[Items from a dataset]
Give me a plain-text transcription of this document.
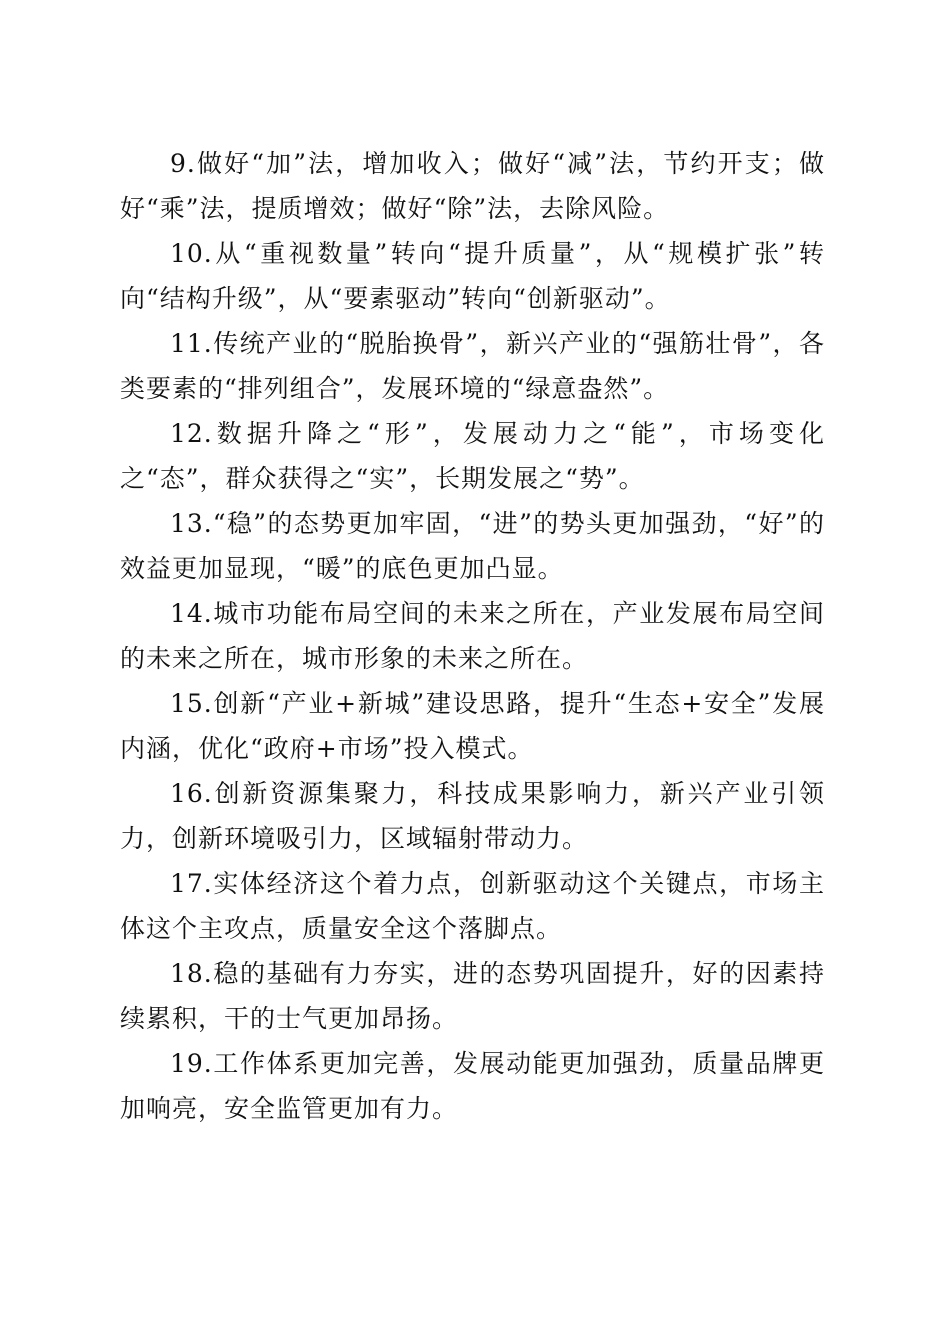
9.做好“加”法，增加收入；做好“减”法，节约开支；做好“乘”法，提质增效；做好“除”法，去除风险。

10.从“重视数量”转向“提升质量”，从“规模扩张”转向“结构升级”，从“要素驱动”转向“创新驱动”。

11.传统产业的“脱胎换骨”，新兴产业的“强筋壮骨”，各类要素的“排列组合”，发展环境的“绿意盎然”。

12.数据升降之“形”，发展动力之“能”，市场变化之“态”，群众获得之“实”，长期发展之“势”。

13.“稳”的态势更加牢固，“进”的势头更加强劲，“好”的效益更加显现，“暖”的底色更加凸显。

14.城市功能布局空间的未来之所在，产业发展布局空间的未来之所在，城市形象的未来之所在。

15.创新“产业+新城”建设思路，提升“生态+安全”发展内涵，优化“政府+市场”投入模式。

16.创新资源集聚力，科技成果影响力，新兴产业引领力，创新环境吸引力，区域辐射带动力。

17.实体经济这个着力点，创新驱动这个关键点，市场主体这个主攻点，质量安全这个落脚点。

18.稳的基础有力夯实，进的态势巩固提升，好的因素持续累积，干的士气更加昂扬。

19.工作体系更加完善，发展动能更加强劲，质量品牌更加响亮，安全监管更加有力。
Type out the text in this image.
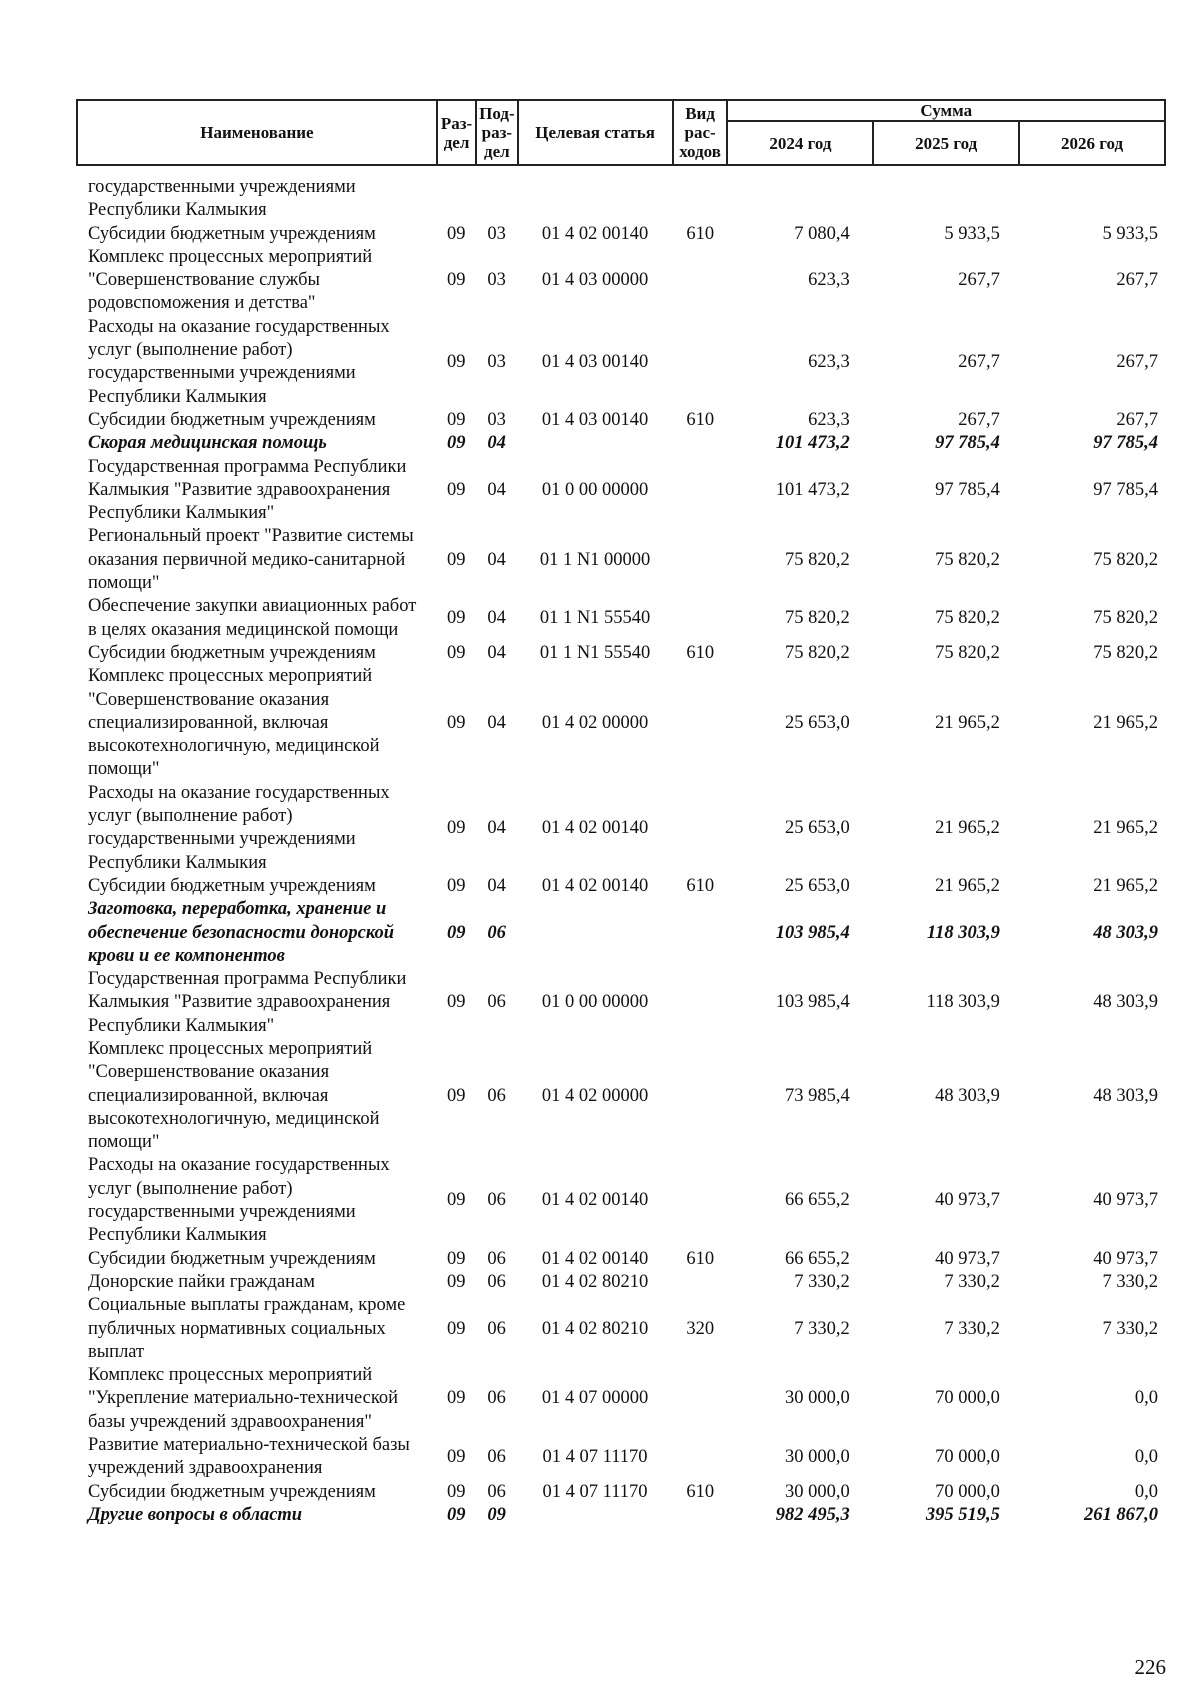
Наименование	Раз-дел	Под-раз-дел	Целевая статья	Вид рас-ходов	Сумма		
					2024 год	2025 год	2026 год
государственными учреждениями Республики Калмыкия							
Субсидии бюджетным учреждениям	09	03	01 4 02 00140	610	7 080,4	5 933,5	5 933,5
Комплекс процессных мероприятий "Совершенствование службы родовспоможения и детства"	09	03	01 4 03 00000		623,3	267,7	267,7
Расходы на оказание государственных услуг (выполнение работ) государственными учреждениями Республики Калмыкия	09	03	01 4 03 00140		623,3	267,7	267,7
Субсидии бюджетным учреждениям	09	03	01 4 03 00140	610	623,3	267,7	267,7
Скорая медицинская помощь	09	04			101 473,2	97 785,4	97 785,4
Государственная программа Республики Калмыкия "Развитие здравоохранения Республики Калмыкия"	09	04	01 0 00 00000		101 473,2	97 785,4	97 785,4
Региональный проект "Развитие системы оказания первичной медико-санитарной помощи"	09	04	01 1 N1 00000		75 820,2	75 820,2	75 820,2
Обеспечение закупки авиационных работ в целях оказания медицинской помощи	09	04	01 1 N1 55540		75 820,2	75 820,2	75 820,2
Субсидии бюджетным учреждениям	09	04	01 1 N1 55540	610	75 820,2	75 820,2	75 820,2
Комплекс процессных мероприятий "Совершенствование оказания специализированной, включая высокотехнологичную, медицинской помощи"	09	04	01 4 02 00000		25 653,0	21 965,2	21 965,2
Расходы на оказание государственных услуг (выполнение работ) государственными учреждениями Республики Калмыкия	09	04	01 4 02 00140		25 653,0	21 965,2	21 965,2
Субсидии бюджетным учреждениям	09	04	01 4 02 00140	610	25 653,0	21 965,2	21 965,2
Заготовка, переработка, хранение и обеспечение безопасности донорской крови и ее компонентов	09	06			103 985,4	118 303,9	48 303,9
Государственная программа Республики Калмыкия "Развитие здравоохранения Республики Калмыкия"	09	06	01 0 00 00000		103 985,4	118 303,9	48 303,9
Комплекс процессных мероприятий "Совершенствование оказания специализированной, включая высокотехнологичную, медицинской помощи"	09	06	01 4 02 00000		73 985,4	48 303,9	48 303,9
Расходы на оказание государственных услуг (выполнение работ) государственными учреждениями Республики Калмыкия	09	06	01 4 02 00140		66 655,2	40 973,7	40 973,7
Субсидии бюджетным учреждениям	09	06	01 4 02 00140	610	66 655,2	40 973,7	40 973,7
Донорские пайки гражданам	09	06	01 4 02 80210		7 330,2	7 330,2	7 330,2
Социальные выплаты гражданам, кроме публичных нормативных социальных выплат	09	06	01 4 02 80210	320	7 330,2	7 330,2	7 330,2
Комплекс процессных мероприятий "Укрепление материально-технической базы учреждений здравоохранения"	09	06	01 4 07 00000		30 000,0	70 000,0	0,0
Развитие материально-технической базы учреждений здравоохранения	09	06	01 4 07 11170		30 000,0	70 000,0	0,0
Субсидии бюджетным учреждениям	09	06	01 4 07 11170	610	30 000,0	70 000,0	0,0
Другие вопросы в области	09	09			982 495,3	395 519,5	261 867,0
226
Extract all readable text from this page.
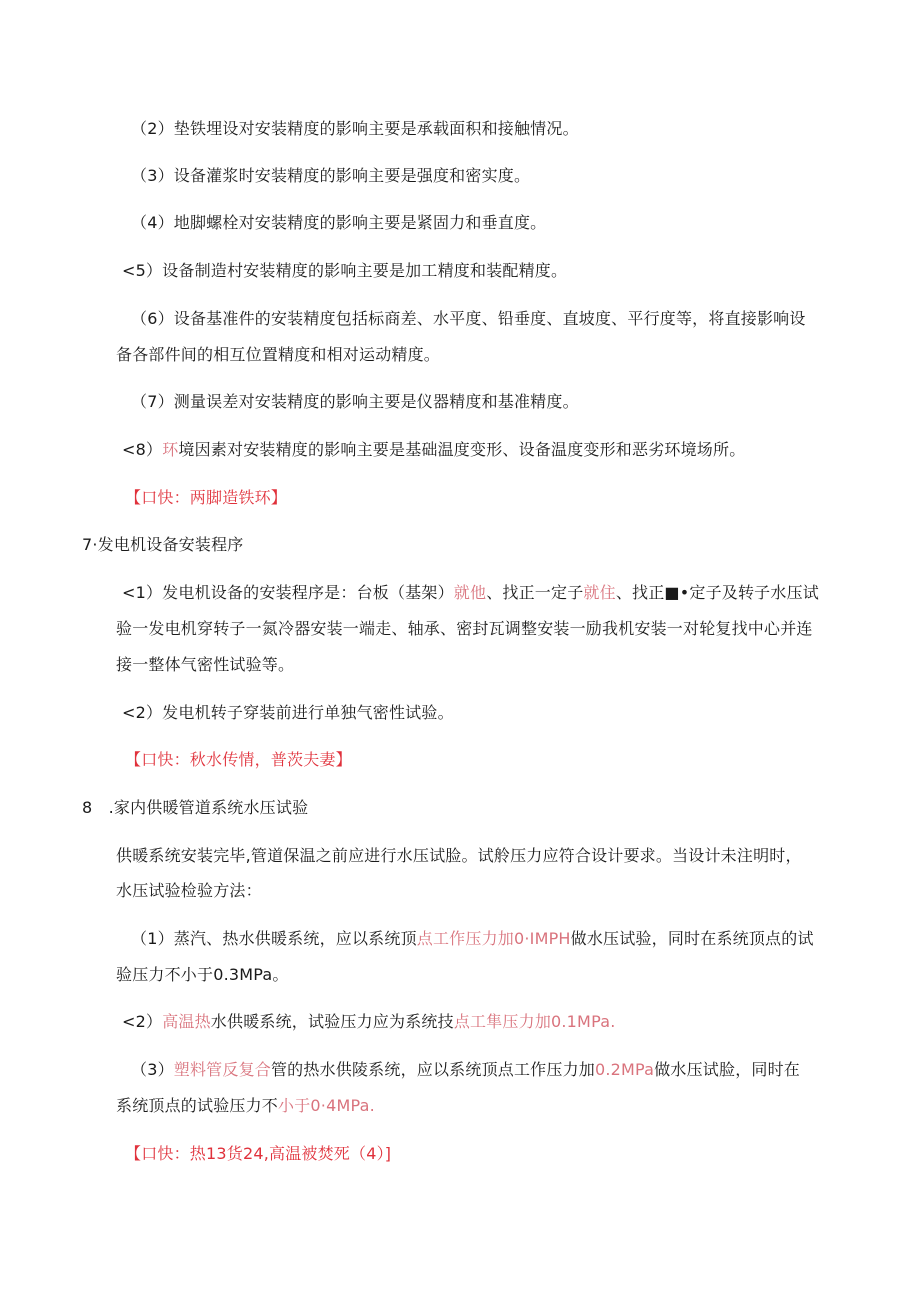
（2）垫铁埋设对安装精度的影响主要是承载面积和接触情况。
（3）设备灌浆时安装精度的影响主要是强度和密实度。
（4）地脚螺栓对安装精度的影响主要是紧固力和垂直度。
<5）设备制造村安装精度的影响主要是加工精度和装配精度。
（6）设备基准件的安装精度包括标商差、水平度、铅垂度、直坡度、平行度等，将直接影响设
备各部件间的相互位置精度和相对运动精度。
（7）测量误差对安装精度的影响主要是仪器精度和基准精度。
<8）环境因素对安装精度的影响主要是基础温度变形、设备温度变形和恶劣环境场所。
【口快：两脚造铁环】
7·发电机设备安装程序
<1）发电机设备的安装程序是：台板（基架）就他、找正一定子就住、找正■•定子及转子水压试
验一发电机穿转子一氮冷器安装一端走、轴承、密封瓦调整安装一励我机安装一对轮复找中心并连
接一整体气密性试验等。
<2）发电机转子穿装前进行单独气密性试验。
【口快：秋水传情，普茨夫妻】
8　.家内供暖管道系统水压试验
供暖系统安装完毕,管道保温之前应进行水压试脸。试舲压力应符合设计要求。当设计未注明时，
水压试验检验方法：
（1）蒸汽、热水供暖系统，应以系统顶点工作压力加0·IMPH做水压试验，同时在系统顶点的试
验压力不小于0.3MPa。
<2）高温热水供暖系统，试验压力应为系统技点工隼压力加0.1MPa.
（3）塑料管反复合管的热水供陵系统，应以系统顶点工作压力加0.2MPa做水压试脸，同时在
系统顶点的试验压力不小于0·4MPa.
【口快：热13货24,高温被焚死（4）]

**SET PROBLEM:** Copy every line above that holds the word "Комплекс".

**RESPONSE TO THIS TASK:**
Комплекс процессных мероприятий "Совершенствование службы родовспоможения и детства"	09	03	01 4 03 00000		623,3	267,7	267,7
Комплекс процессных мероприятий "Совершенствование оказания специализированной, включая высокотехнологичную, медицинской помощи"	09	04	01 4 02 00000		25 653,0	21 965,2	21 965,2
Комплекс процессных мероприятий "Совершенствование оказания специализированной, включая высокотехнологичную, медицинской помощи"	09	06	01 4 02 00000		73 985,4	48 303,9	48 303,9
Комплекс процессных мероприятий "Укрепление материально-технической базы учреждений здравоохранения"	09	06	01 4 07 00000		30 000,0	70 000,0	0,0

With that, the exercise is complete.